Goal>
Could you extract every entry below and reproduce it exactly?
◆ ◆ ◆ ◆ ◆ ◆ ◆
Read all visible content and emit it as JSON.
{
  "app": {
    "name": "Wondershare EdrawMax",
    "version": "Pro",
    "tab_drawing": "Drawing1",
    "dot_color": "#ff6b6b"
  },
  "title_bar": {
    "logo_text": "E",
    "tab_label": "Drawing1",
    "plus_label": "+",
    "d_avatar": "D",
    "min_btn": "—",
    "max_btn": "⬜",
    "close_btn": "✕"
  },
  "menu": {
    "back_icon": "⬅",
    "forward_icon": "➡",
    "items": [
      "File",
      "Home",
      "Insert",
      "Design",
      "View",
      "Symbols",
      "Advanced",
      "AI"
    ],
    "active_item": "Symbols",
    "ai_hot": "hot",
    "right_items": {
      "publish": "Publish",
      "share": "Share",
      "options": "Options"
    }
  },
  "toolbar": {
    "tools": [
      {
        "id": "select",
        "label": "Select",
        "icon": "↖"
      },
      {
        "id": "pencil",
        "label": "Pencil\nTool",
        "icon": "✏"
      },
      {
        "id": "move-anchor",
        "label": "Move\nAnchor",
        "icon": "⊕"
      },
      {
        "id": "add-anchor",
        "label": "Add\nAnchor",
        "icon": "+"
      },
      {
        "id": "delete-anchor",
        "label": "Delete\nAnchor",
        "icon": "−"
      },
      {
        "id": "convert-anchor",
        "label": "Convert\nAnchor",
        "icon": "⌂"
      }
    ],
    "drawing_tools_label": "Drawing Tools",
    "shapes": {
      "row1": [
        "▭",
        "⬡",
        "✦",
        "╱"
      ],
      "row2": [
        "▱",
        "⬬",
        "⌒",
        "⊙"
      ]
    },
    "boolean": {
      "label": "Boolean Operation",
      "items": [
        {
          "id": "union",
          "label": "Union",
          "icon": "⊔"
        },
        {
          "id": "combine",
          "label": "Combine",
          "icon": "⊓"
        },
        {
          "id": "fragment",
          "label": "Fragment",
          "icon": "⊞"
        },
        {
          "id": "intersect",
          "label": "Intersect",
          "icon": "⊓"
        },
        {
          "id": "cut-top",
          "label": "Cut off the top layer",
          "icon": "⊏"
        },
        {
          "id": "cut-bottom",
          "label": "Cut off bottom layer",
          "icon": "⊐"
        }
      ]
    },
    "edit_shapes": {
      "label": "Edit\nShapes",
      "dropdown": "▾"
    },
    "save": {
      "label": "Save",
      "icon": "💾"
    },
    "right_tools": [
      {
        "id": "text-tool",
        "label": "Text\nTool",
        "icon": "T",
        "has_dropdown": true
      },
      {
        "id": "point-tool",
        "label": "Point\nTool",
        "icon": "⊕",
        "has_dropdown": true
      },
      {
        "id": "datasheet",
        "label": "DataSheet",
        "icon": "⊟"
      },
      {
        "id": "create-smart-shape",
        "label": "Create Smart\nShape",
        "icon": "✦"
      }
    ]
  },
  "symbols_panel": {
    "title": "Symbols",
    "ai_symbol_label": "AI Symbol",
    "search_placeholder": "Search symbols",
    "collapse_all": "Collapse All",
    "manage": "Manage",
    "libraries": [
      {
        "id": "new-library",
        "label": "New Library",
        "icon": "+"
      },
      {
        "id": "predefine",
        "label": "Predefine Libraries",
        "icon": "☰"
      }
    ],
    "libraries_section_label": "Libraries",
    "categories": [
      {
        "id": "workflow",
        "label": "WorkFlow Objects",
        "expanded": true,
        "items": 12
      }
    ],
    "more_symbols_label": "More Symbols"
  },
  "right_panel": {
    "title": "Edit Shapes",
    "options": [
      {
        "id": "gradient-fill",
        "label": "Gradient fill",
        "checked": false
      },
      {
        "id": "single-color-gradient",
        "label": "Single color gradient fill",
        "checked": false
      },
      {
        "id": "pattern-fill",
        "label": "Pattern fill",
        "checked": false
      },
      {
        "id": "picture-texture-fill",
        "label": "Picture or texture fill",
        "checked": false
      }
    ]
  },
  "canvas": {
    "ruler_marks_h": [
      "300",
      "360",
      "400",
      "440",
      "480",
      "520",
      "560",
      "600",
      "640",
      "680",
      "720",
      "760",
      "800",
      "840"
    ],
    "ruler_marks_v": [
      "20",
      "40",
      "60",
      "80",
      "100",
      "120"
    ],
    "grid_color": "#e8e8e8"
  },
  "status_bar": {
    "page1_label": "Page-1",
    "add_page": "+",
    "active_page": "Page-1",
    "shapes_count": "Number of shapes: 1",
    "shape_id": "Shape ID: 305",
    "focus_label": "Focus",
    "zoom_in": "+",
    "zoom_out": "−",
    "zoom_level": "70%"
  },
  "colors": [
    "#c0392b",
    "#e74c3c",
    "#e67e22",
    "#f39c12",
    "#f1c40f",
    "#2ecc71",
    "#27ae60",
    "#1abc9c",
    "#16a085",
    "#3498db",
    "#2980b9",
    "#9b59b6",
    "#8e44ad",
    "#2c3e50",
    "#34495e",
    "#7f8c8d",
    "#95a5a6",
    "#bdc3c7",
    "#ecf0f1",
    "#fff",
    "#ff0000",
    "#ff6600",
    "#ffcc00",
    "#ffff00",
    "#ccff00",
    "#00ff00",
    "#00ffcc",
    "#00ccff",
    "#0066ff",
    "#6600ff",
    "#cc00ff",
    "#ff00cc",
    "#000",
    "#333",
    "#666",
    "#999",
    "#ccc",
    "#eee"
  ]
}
◆ ◆ ◆ ◆ ◆ ◆ ◆
Exercise result>
Read all visible content and emit it as JSON.
{
  "app": {
    "name": "Wondershare EdrawMax",
    "version": "Pro",
    "tab_drawing": "Drawing1",
    "dot_color": "#ff6b6b"
  },
  "title_bar": {
    "logo_text": "E",
    "tab_label": "Drawing1",
    "plus_label": "+",
    "d_avatar": "D",
    "min_btn": "—",
    "max_btn": "⬜",
    "close_btn": "✕"
  },
  "menu": {
    "back_icon": "⬅",
    "forward_icon": "➡",
    "items": [
      "File",
      "Home",
      "Insert",
      "Design",
      "View",
      "Symbols",
      "Advanced",
      "AI"
    ],
    "active_item": "Symbols",
    "ai_hot": "hot",
    "right_items": {
      "publish": "Publish",
      "share": "Share",
      "options": "Options"
    }
  },
  "toolbar": {
    "tools": [
      {
        "id": "select",
        "label": "Select",
        "icon": "↖"
      },
      {
        "id": "pencil",
        "label": "Pencil\nTool",
        "icon": "✏"
      },
      {
        "id": "move-anchor",
        "label": "Move\nAnchor",
        "icon": "⊕"
      },
      {
        "id": "add-anchor",
        "label": "Add\nAnchor",
        "icon": "+"
      },
      {
        "id": "delete-anchor",
        "label": "Delete\nAnchor",
        "icon": "−"
      },
      {
        "id": "convert-anchor",
        "label": "Convert\nAnchor",
        "icon": "⌂"
      }
    ],
    "drawing_tools_label": "Drawing Tools",
    "shapes": {
      "row1": [
        "▭",
        "⬡",
        "✦",
        "╱"
      ],
      "row2": [
        "▱",
        "⬬",
        "⌒",
        "⊙"
      ]
    },
    "boolean": {
      "label": "Boolean Operation",
      "items": [
        {
          "id": "union",
          "label": "Union",
          "icon": "⊔"
        },
        {
          "id": "combine",
          "label": "Combine",
          "icon": "⊓"
        },
        {
          "id": "fragment",
          "label": "Fragment",
          "icon": "⊞"
        },
        {
          "id": "intersect",
          "label": "Intersect",
          "icon": "⊓"
        },
        {
          "id": "cut-top",
          "label": "Cut off the top layer",
          "icon": "⊏"
        },
        {
          "id": "cut-bottom",
          "label": "Cut off bottom layer",
          "icon": "⊐"
        }
      ]
    },
    "edit_shapes": {
      "label": "Edit\nShapes",
      "dropdown": "▾"
    },
    "save": {
      "label": "Save",
      "icon": "💾"
    },
    "right_tools": [
      {
        "id": "text-tool",
        "label": "Text\nTool",
        "icon": "T",
        "has_dropdown": true
      },
      {
        "id": "point-tool",
        "label": "Point\nTool",
        "icon": "⊕",
        "has_dropdown": true
      },
      {
        "id": "datasheet",
        "label": "DataSheet",
        "icon": "⊟"
      },
      {
        "id": "create-smart-shape",
        "label": "Create Smart\nShape",
        "icon": "✦"
      }
    ]
  },
  "symbols_panel": {
    "title": "Symbols",
    "ai_symbol_label": "AI Symbol",
    "search_placeholder": "Search symbols",
    "collapse_all": "Collapse All",
    "manage": "Manage",
    "libraries": [
      {
        "id": "new-library",
        "label": "New Library",
        "icon": "+"
      },
      {
        "id": "predefine",
        "label": "Predefine Libraries",
        "icon": "☰"
      }
    ],
    "libraries_section_label": "Libraries",
    "categories": [
      {
        "id": "workflow",
        "label": "WorkFlow Objects",
        "expanded": true,
        "items": 12
      }
    ],
    "more_symbols_label": "More Symbols"
  },
  "right_panel": {
    "title": "Edit Shapes",
    "options": [
      {
        "id": "gradient-fill",
        "label": "Gradient fill",
        "checked": false
      },
      {
        "id": "single-color-gradient",
        "label": "Single color gradient fill",
        "checked": false
      },
      {
        "id": "pattern-fill",
        "label": "Pattern fill",
        "checked": false
      },
      {
        "id": "picture-texture-fill",
        "label": "Picture or texture fill",
        "checked": false
      }
    ]
  },
  "canvas": {
    "ruler_marks_h": [
      "300",
      "360",
      "400",
      "440",
      "480",
      "520",
      "560",
      "600",
      "640",
      "680",
      "720",
      "760",
      "800",
      "840"
    ],
    "ruler_marks_v": [
      "20",
      "40",
      "60",
      "80",
      "100",
      "120"
    ],
    "grid_color": "#e8e8e8"
  },
  "status_bar": {
    "page1_label": "Page-1",
    "add_page": "+",
    "active_page": "Page-1",
    "shapes_count": "Number of shapes: 1",
    "shape_id": "Shape ID: 305",
    "focus_label": "Focus",
    "zoom_in": "+",
    "zoom_out": "−",
    "zoom_level": "70%"
  },
  "colors": [
    "#c0392b",
    "#e74c3c",
    "#e67e22",
    "#f39c12",
    "#f1c40f",
    "#2ecc71",
    "#27ae60",
    "#1abc9c",
    "#16a085",
    "#3498db",
    "#2980b9",
    "#9b59b6",
    "#8e44ad",
    "#2c3e50",
    "#34495e",
    "#7f8c8d",
    "#95a5a6",
    "#bdc3c7",
    "#ecf0f1",
    "#fff",
    "#ff0000",
    "#ff6600",
    "#ffcc00",
    "#ffff00",
    "#ccff00",
    "#00ff00",
    "#00ffcc",
    "#00ccff",
    "#0066ff",
    "#6600ff",
    "#cc00ff",
    "#ff00cc",
    "#000",
    "#333",
    "#666",
    "#999",
    "#ccc",
    "#eee"
  ]
}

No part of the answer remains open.